[Extracted data entries]
============
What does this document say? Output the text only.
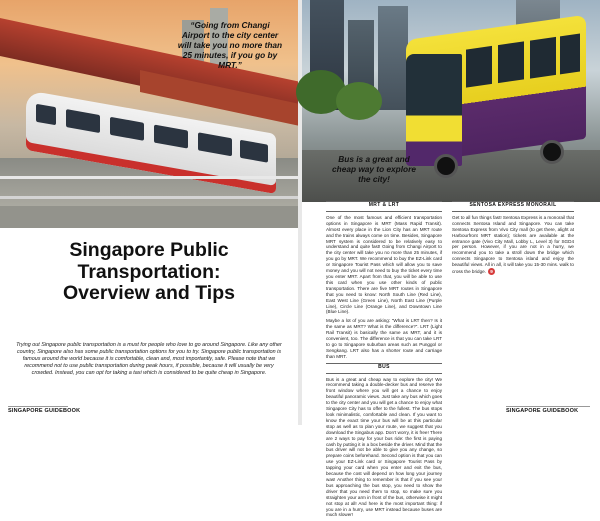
“Going from Changi Airport to the city center will take you no more than 25 minutes, if you go by MRT.”
Singapore Public
Transportation:
Overview and Tips
Trying out Singapore public transportation is a must for people who love to go around Singapore. Like any other country, Singapore also has some public transportation options for you to try. Singapore public transportation is famous around the world because it is comfortable, clean and, most importantly, safe. Please note that we recommend not to use public transportation during peak hours, if possible, because it will usually be very crowded. Instead, you can opt for taking a taxi which is considered to be quite cheap in Singapore.
SINGAPORE GUIDEBOOK
Bus is a great and cheap way to explore the city!
MRT & LRT
One of the most famous and efficient transportation options in Singapore is MRT (Mass Rapid Transit). Almost every place in the Lion City has an MRT route and the trains always come on time. Besides, Singapore MRT system is considered to be relatively easy to understand and quite fast! Going from Changi Airport to the city center will take you no more than 25 minutes, if you go by MRT. We recommend to buy the EZ-Link card or Singapore Tourist Pass which will allow you to save money and you will not need to buy the ticket every time you enter MRT. Apart from that, you will be able to use this card when you use other kinds of public transportation. There are five MRT routes in Singapore that you need to know: North South Line (Red Line), East West Line (Green Line), North East Line (Purple Line), Circle Line (Orange Line), and Downtown Line (Blue Line).
Maybe a lot of you are asking: “What is LRT then? Is it the same as MRT? What is the difference?”. LRT (Light Rail Transit) is basically the same as MRT, and it is convenient, too. The difference is that you can take LRT to go to Singapore suburban areas such as Punggol or Sengkang. LRT also has a shorter route and carriage than MRT.
BUS
Bus is a great and cheap way to explore the city! We recommend taking a double-decker bus and reserve the front window where you will get a chance to enjoy beautiful panoramic views. Just take any bus which goes to the city center and you will get a chance to enjoy what Singapore City has to offer to the fullest. The bus stops look minimalistic, comfortable and clean. If you want to know the exact time your bus will be at this particular stop as well as to plan your route, we suggest that you download the Singabus app. Don’t worry, it is free! There are 2 ways to pay for your bus ride: the first is paying cash by putting it in a box beside the driver. Mind that the bus driver will not be able to give you any change, so prepare coins beforehand. Second option is that you can use your EZ-Link card or Singapore Tourist Pass by tapping your card when you enter and exit the bus, because the cost will depend on how long your journey was! Another thing to remember is that if you see your bus approaching the bus stop, you need to show the driver that you need them to stop, so make sure you straighten your arm in front of the bus, otherwise it might not stop at all! And here is the most important thing: if you are in a hurry, use MRT instead because buses are much slower!
SENTOSA EXPRESS MONORAIL
Get to all fun things fast! Sentosa Express is a monorail that connects Sentosa Island and Singapore. You can take Sentosa Express from Vivo City mall (to get there, alight at Harbourfront MRT station); tickets are available at the entrance gate (Vivo City Mall, Lobby L, Level 3) for SGD4 per person. However, if you are not in a hurry, we recommend you to take a stroll down the bridge which connects Singapore to Sentosa island and enjoy the beautiful views. All in all, it will take you 15-30 mins. walk to cross the bridge. 9
SINGAPORE GUIDEBOOK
============
Your instructions
Output the records above exactly as they are, leaving out the pictures.

Task solution
What does this document say? Output the text only.
“Going from Changi Airport to the city center will take you no more than 25 minutes, if you go by MRT.”
Singapore Public
Transportation:
Overview and Tips
Trying out Singapore public transportation is a must for people who love to go around Singapore. Like any other country, Singapore also has some public transportation options for you to try. Singapore public transportation is famous around the world because it is comfortable, clean and, most importantly, safe. Please note that we recommend not to use public transportation during peak hours, if possible, because it will usually be very crowded. Instead, you can opt for taking a taxi which is considered to be quite cheap in Singapore.
SINGAPORE GUIDEBOOK
Bus is a great and cheap way to explore the city!
MRT & LRT
One of the most famous and efficient transportation options in Singapore is MRT (Mass Rapid Transit). Almost every place in the Lion City has an MRT route and the trains always come on time. Besides, Singapore MRT system is considered to be relatively easy to understand and quite fast! Going from Changi Airport to the city center will take you no more than 25 minutes, if you go by MRT. We recommend to buy the EZ-Link card or Singapore Tourist Pass which will allow you to save money and you will not need to buy the ticket every time you enter MRT. Apart from that, you will be able to use this card when you use other kinds of public transportation. There are five MRT routes in Singapore that you need to know: North South Line (Red Line), East West Line (Green Line), North East Line (Purple Line), Circle Line (Orange Line), and Downtown Line (Blue Line).
Maybe a lot of you are asking: “What is LRT then? Is it the same as MRT? What is the difference?”. LRT (Light Rail Transit) is basically the same as MRT, and it is convenient, too. The difference is that you can take LRT to go to Singapore suburban areas such as Punggol or Sengkang. LRT also has a shorter route and carriage than MRT.
BUS
Bus is a great and cheap way to explore the city! We recommend taking a double-decker bus and reserve the front window where you will get a chance to enjoy beautiful panoramic views. Just take any bus which goes to the city center and you will get a chance to enjoy what Singapore City has to offer to the fullest. The bus stops look minimalistic, comfortable and clean. If you want to know the exact time your bus will be at this particular stop as well as to plan your route, we suggest that you download the Singabus app. Don’t worry, it is free! There are 2 ways to pay for your bus ride: the first is paying cash by putting it in a box beside the driver. Mind that the bus driver will not be able to give you any change, so prepare coins beforehand. Second option is that you can use your EZ-Link card or Singapore Tourist Pass by tapping your card when you enter and exit the bus, because the cost will depend on how long your journey was! Another thing to remember is that if you see your bus approaching the bus stop, you need to show the driver that you need them to stop, so make sure you straighten your arm in front of the bus, otherwise it might not stop at all! And here is the most important thing: if you are in a hurry, use MRT instead because buses are much slower!
SENTOSA EXPRESS MONORAIL
Get to all fun things fast! Sentosa Express is a monorail that connects Sentosa Island and Singapore. You can take Sentosa Express from Vivo City mall (to get there, alight at Harbourfront MRT station); tickets are available at the entrance gate (Vivo City Mall, Lobby L, Level 3) for SGD4 per person. However, if you are not in a hurry, we recommend you to take a stroll down the bridge which connects Singapore to Sentosa island and enjoy the beautiful views. All in all, it will take you 15-30 mins. walk to cross the bridge. 9
SINGAPORE GUIDEBOOK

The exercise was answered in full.